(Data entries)
— START —

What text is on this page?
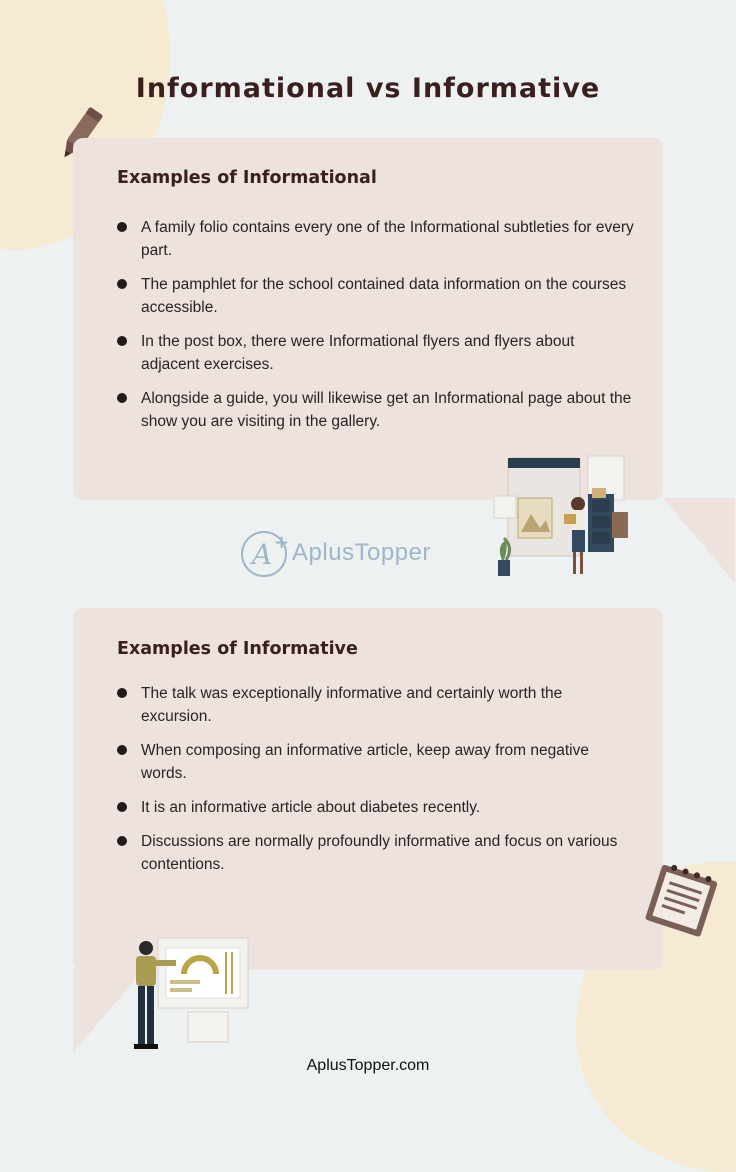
Informational vs Informative
Examples of Informational
A family folio contains every one of the Informational subtleties for every part.
The pamphlet for the school contained data information on the courses accessible.
In the post box, there were Informational flyers and flyers about adjacent exercises.
Alongside a guide, you will likewise get an Informational page about the show you are visiting in the gallery.
A + AplusTopper
Examples of Informative
The talk was exceptionally informative and certainly worth the excursion.
When composing an informative article, keep away from negative words.
It is an informative article about diabetes recently.
Discussions are normally profoundly informative and focus on various contentions.
AplusTopper.com
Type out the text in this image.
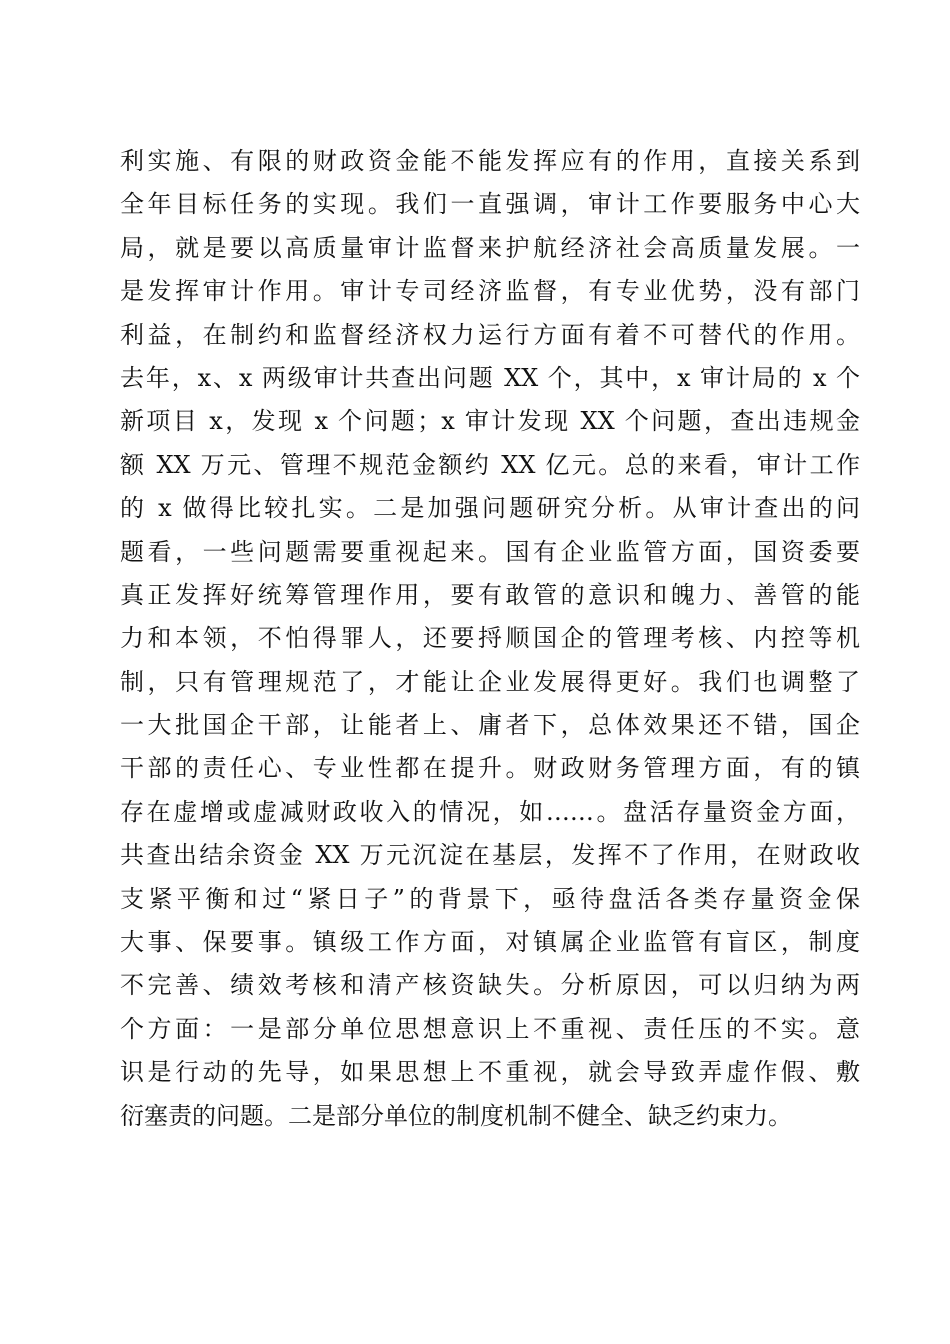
利实施、有限的财政资金能不能发挥应有的作用，直接关系到
全年目标任务的实现。我们一直强调，审计工作要服务中心大
局，就是要以高质量审计监督来护航经济社会高质量发展。一
是发挥审计作用。审计专司经济监督，有专业优势，没有部门
利益，在制约和监督经济权力运行方面有着不可替代的作用。
去年，x、x 两级审计共查出问题 XX 个，其中，x 审计局的 x 个
新项目 x，发现 x 个问题；x 审计发现 XX 个问题，查出违规金
额 XX 万元、管理不规范金额约 XX 亿元。总的来看，审计工作
的 x 做得比较扎实。二是加强问题研究分析。从审计查出的问
题看，一些问题需要重视起来。国有企业监管方面，国资委要
真正发挥好统筹管理作用，要有敢管的意识和魄力、善管的能
力和本领，不怕得罪人，还要捋顺国企的管理考核、内控等机
制，只有管理规范了，才能让企业发展得更好。我们也调整了
一大批国企干部，让能者上、庸者下，总体效果还不错，国企
干部的责任心、专业性都在提升。财政财务管理方面，有的镇
存在虚增或虚减财政收入的情况，如……。盘活存量资金方面，
共查出结余资金 XX 万元沉淀在基层，发挥不了作用，在财政收
支紧平衡和过“紧日子”的背景下，亟待盘活各类存量资金保
大事、保要事。镇级工作方面，对镇属企业监管有盲区，制度
不完善、绩效考核和清产核资缺失。分析原因，可以归纳为两
个方面：一是部分单位思想意识上不重视、责任压的不实。意
识是行动的先导，如果思想上不重视，就会导致弄虚作假、敷
衍塞责的问题。二是部分单位的制度机制不健全、缺乏约束力。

— END —

- AIM: Set down only the lines running from the line with "Type out the text in this image." to the end of the entries, inclusive; omit every picture.

- WRITTEN ANSWER:
Type out the text in this image.
利实施、有限的财政资金能不能发挥应有的作用，直接关系到
全年目标任务的实现。我们一直强调，审计工作要服务中心大
局，就是要以高质量审计监督来护航经济社会高质量发展。一
是发挥审计作用。审计专司经济监督，有专业优势，没有部门
利益，在制约和监督经济权力运行方面有着不可替代的作用。
去年，x、x 两级审计共查出问题 XX 个，其中，x 审计局的 x 个
新项目 x，发现 x 个问题；x 审计发现 XX 个问题，查出违规金
额 XX 万元、管理不规范金额约 XX 亿元。总的来看，审计工作
的 x 做得比较扎实。二是加强问题研究分析。从审计查出的问
题看，一些问题需要重视起来。国有企业监管方面，国资委要
真正发挥好统筹管理作用，要有敢管的意识和魄力、善管的能
力和本领，不怕得罪人，还要捋顺国企的管理考核、内控等机
制，只有管理规范了，才能让企业发展得更好。我们也调整了
一大批国企干部，让能者上、庸者下，总体效果还不错，国企
干部的责任心、专业性都在提升。财政财务管理方面，有的镇
存在虚增或虚减财政收入的情况，如……。盘活存量资金方面，
共查出结余资金 XX 万元沉淀在基层，发挥不了作用，在财政收
支紧平衡和过“紧日子”的背景下，亟待盘活各类存量资金保
大事、保要事。镇级工作方面，对镇属企业监管有盲区，制度
不完善、绩效考核和清产核资缺失。分析原因，可以归纳为两
个方面：一是部分单位思想意识上不重视、责任压的不实。意
识是行动的先导，如果思想上不重视，就会导致弄虚作假、敷
衍塞责的问题。二是部分单位的制度机制不健全、缺乏约束力。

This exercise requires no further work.